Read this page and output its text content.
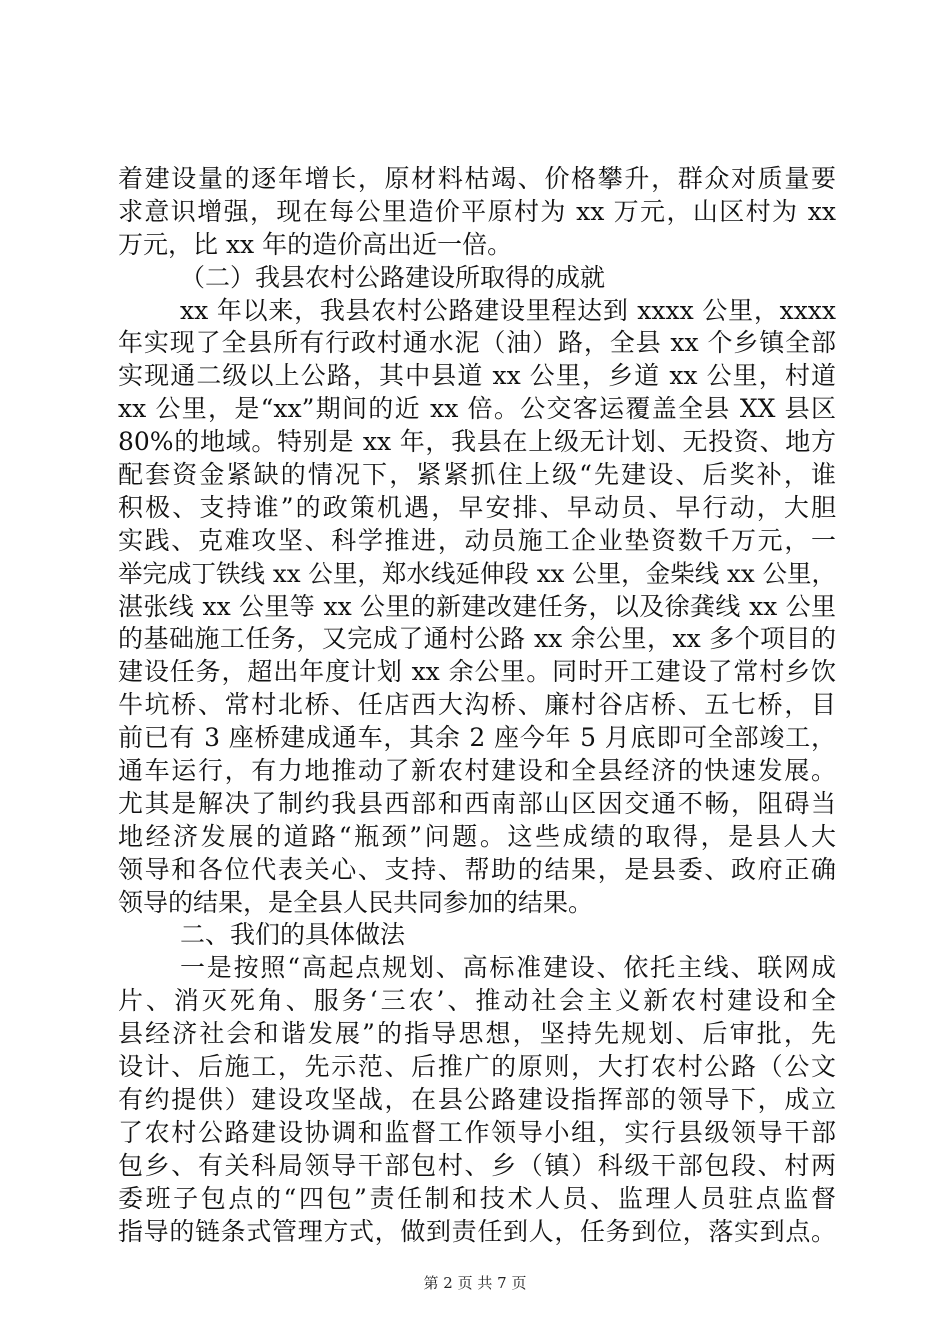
着建设量的逐年增长，原材料枯竭、价格攀升，群众对质量要
求意识增强，现在每公里造价平原村为 xx 万元，山区村为 xx
万元，比 xx 年的造价高出近一倍。
（二）我县农村公路建设所取得的成就
xx 年以来，我县农村公路建设里程达到 xxxx 公里，xxxx
年实现了全县所有行政村通水泥（油）路，全县 xx 个乡镇全部
实现通二级以上公路，其中县道 xx 公里，乡道 xx 公里，村道
xx 公里，是“xx”期间的近 xx 倍。公交客运覆盖全县 XX 县区
80%的地域。特别是 xx 年，我县在上级无计划、无投资、地方
配套资金紧缺的情况下，紧紧抓住上级“先建设、后奖补，谁
积极、支持谁”的政策机遇，早安排、早动员、早行动，大胆
实践、克难攻坚、科学推进，动员施工企业垫资数千万元，一
举完成丁铁线 xx 公里，郑水线延伸段 xx 公里，金柴线 xx 公里，
湛张线 xx 公里等 xx 公里的新建改建任务，以及徐龚线 xx 公里
的基础施工任务，又完成了通村公路 xx 余公里，xx 多个项目的
建设任务，超出年度计划 xx 余公里。同时开工建设了常村乡饮
牛坑桥、常村北桥、任店西大沟桥、廉村谷店桥、五七桥，目
前已有 3 座桥建成通车，其余 2 座今年 5 月底即可全部竣工，
通车运行，有力地推动了新农村建设和全县经济的快速发展。
尤其是解决了制约我县西部和西南部山区因交通不畅，阻碍当
地经济发展的道路“瓶颈”问题。这些成绩的取得，是县人大
领导和各位代表关心、支持、帮助的结果，是县委、政府正确
领导的结果，是全县人民共同参加的结果。
二、我们的具体做法
一是按照“高起点规划、高标准建设、依托主线、联网成
片、消灭死角、服务‘三农’、推动社会主义新农村建设和全
县经济社会和谐发展”的指导思想，坚持先规划、后审批，先
设计、后施工，先示范、后推广的原则，大打农村公路（公文
有约提供）建设攻坚战，在县公路建设指挥部的领导下，成立
了农村公路建设协调和监督工作领导小组，实行县级领导干部
包乡、有关科局领导干部包村、乡（镇）科级干部包段、村两
委班子包点的“四包”责任制和技术人员、监理人员驻点监督
指导的链条式管理方式，做到责任到人，任务到位，落实到点。
第 2 页 共 7 页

--

_Exercise prompt_
Pictures stay out of the copy; please restate every record above exactly.

_Written response_
Read this page and output its text content.
着建设量的逐年增长，原材料枯竭、价格攀升，群众对质量要
求意识增强，现在每公里造价平原村为 xx 万元，山区村为 xx
万元，比 xx 年的造价高出近一倍。
（二）我县农村公路建设所取得的成就
xx 年以来，我县农村公路建设里程达到 xxxx 公里，xxxx
年实现了全县所有行政村通水泥（油）路，全县 xx 个乡镇全部
实现通二级以上公路，其中县道 xx 公里，乡道 xx 公里，村道
xx 公里，是“xx”期间的近 xx 倍。公交客运覆盖全县 XX 县区
80%的地域。特别是 xx 年，我县在上级无计划、无投资、地方
配套资金紧缺的情况下，紧紧抓住上级“先建设、后奖补，谁
积极、支持谁”的政策机遇，早安排、早动员、早行动，大胆
实践、克难攻坚、科学推进，动员施工企业垫资数千万元，一
举完成丁铁线 xx 公里，郑水线延伸段 xx 公里，金柴线 xx 公里，
湛张线 xx 公里等 xx 公里的新建改建任务，以及徐龚线 xx 公里
的基础施工任务，又完成了通村公路 xx 余公里，xx 多个项目的
建设任务，超出年度计划 xx 余公里。同时开工建设了常村乡饮
牛坑桥、常村北桥、任店西大沟桥、廉村谷店桥、五七桥，目
前已有 3 座桥建成通车，其余 2 座今年 5 月底即可全部竣工，
通车运行，有力地推动了新农村建设和全县经济的快速发展。
尤其是解决了制约我县西部和西南部山区因交通不畅，阻碍当
地经济发展的道路“瓶颈”问题。这些成绩的取得，是县人大
领导和各位代表关心、支持、帮助的结果，是县委、政府正确
领导的结果，是全县人民共同参加的结果。
二、我们的具体做法
一是按照“高起点规划、高标准建设、依托主线、联网成
片、消灭死角、服务‘三农’、推动社会主义新农村建设和全
县经济社会和谐发展”的指导思想，坚持先规划、后审批，先
设计、后施工，先示范、后推广的原则，大打农村公路（公文
有约提供）建设攻坚战，在县公路建设指挥部的领导下，成立
了农村公路建设协调和监督工作领导小组，实行县级领导干部
包乡、有关科局领导干部包村、乡（镇）科级干部包段、村两
委班子包点的“四包”责任制和技术人员、监理人员驻点监督
指导的链条式管理方式，做到责任到人，任务到位，落实到点。
第 2 页 共 7 页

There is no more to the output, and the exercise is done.